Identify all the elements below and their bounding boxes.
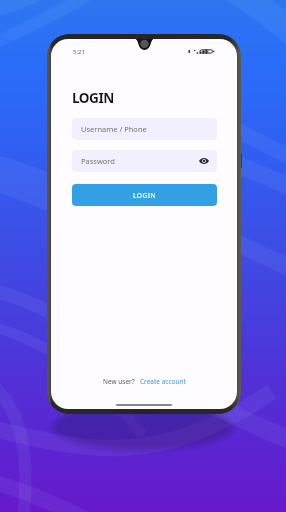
button[interactable]: LOGIN — [72, 184, 217, 206]
button[interactable]: Show password — [198, 155, 210, 167]
staticText: 5:21 — [73, 48, 85, 56]
button[interactable]: Username / Phone — [72, 118, 217, 140]
button[interactable]: Password — [72, 150, 217, 172]
staticText: Create account — [140, 377, 186, 386]
staticText: LOGIN — [133, 191, 156, 200]
button[interactable]: Create account — [140, 377, 186, 386]
staticText: LOGIN — [72, 88, 114, 107]
staticText: Password — [81, 156, 115, 166]
staticText: New user? — [103, 377, 135, 386]
staticText: Username / Phone — [81, 124, 147, 134]
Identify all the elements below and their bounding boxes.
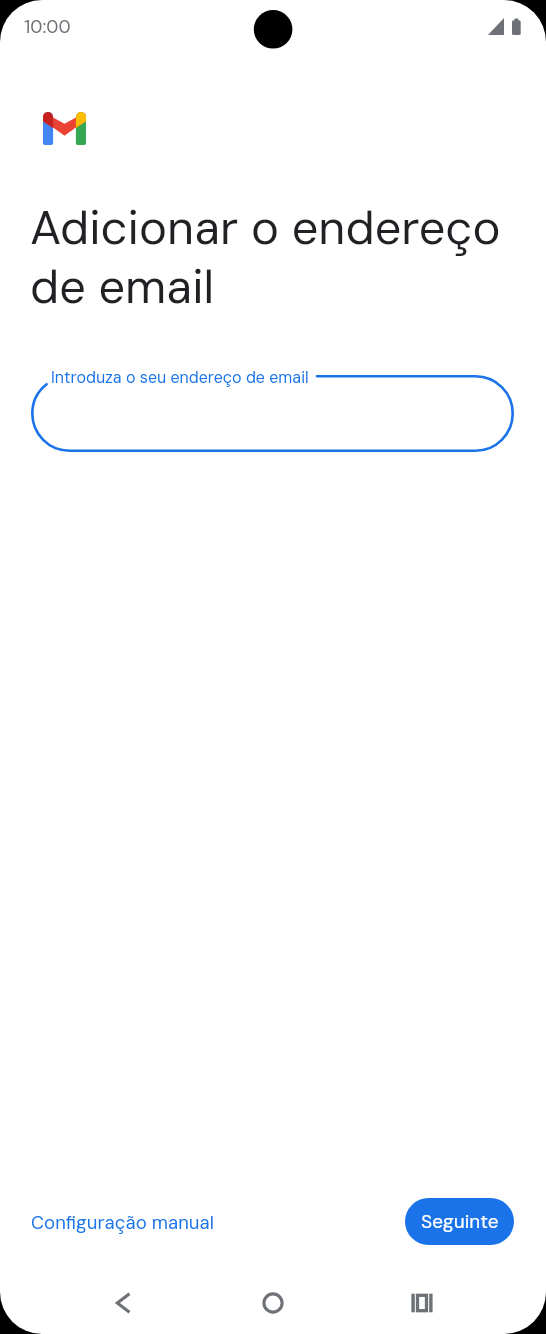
staticText: Configuração manual — [31, 1211, 214, 1235]
staticText: Adicionar o endereço de email — [30, 197, 520, 318]
staticText: Seguinte — [421, 1209, 499, 1234]
staticText: 10:00 — [24, 15, 71, 39]
button[interactable]: Seguinte — [405, 1198, 514, 1245]
staticText: Introduza o seu endereço de email — [51, 367, 309, 388]
button[interactable]: Configuração manual — [19, 1199, 225, 1246]
button[interactable]: Introduza o seu endereço de email — [31, 375, 514, 452]
button[interactable]: Back — [100, 1280, 145, 1325]
button[interactable]: Home — [250, 1280, 295, 1325]
button[interactable]: Recent apps — [399, 1280, 444, 1325]
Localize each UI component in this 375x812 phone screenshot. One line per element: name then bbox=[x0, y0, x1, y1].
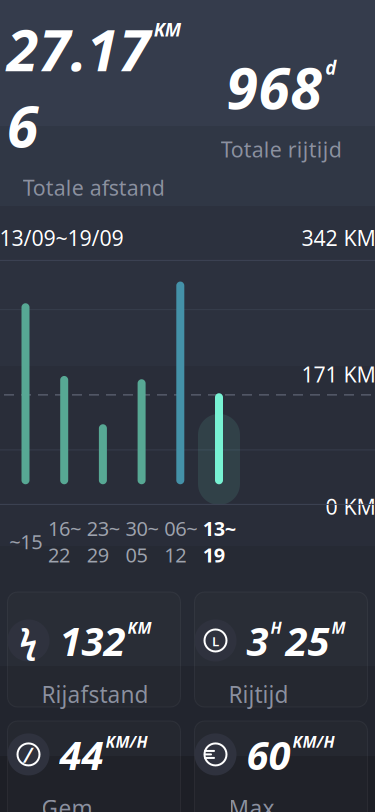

....................

PROBLEM TO SOLVE ::
Please copy out the stretch of the listing above from its first line through the line containing "staticText: Username /", both included, leaving out the pictures.

RESPONSE FOR THIS EXERCISE ::
Identify all the elements below and their bounding boxes.
button[interactable]: LOGIN — [72, 184, 217, 206]
button[interactable]: Show password — [198, 155, 210, 167]
staticText: 5:21 — [73, 48, 85, 56]
button[interactable]: Username / Phone — [72, 118, 217, 140]
button[interactable]: Password — [72, 150, 217, 172]
staticText: Create account — [140, 377, 186, 386]
staticText: LOGIN — [133, 191, 156, 200]
button[interactable]: Create account — [140, 377, 186, 386]
staticText: LOGIN — [72, 88, 114, 107]
staticText: Password — [81, 156, 115, 166]
staticText: New user? — [103, 377, 135, 386]
staticText: Username / Phone — [81, 124, 147, 134]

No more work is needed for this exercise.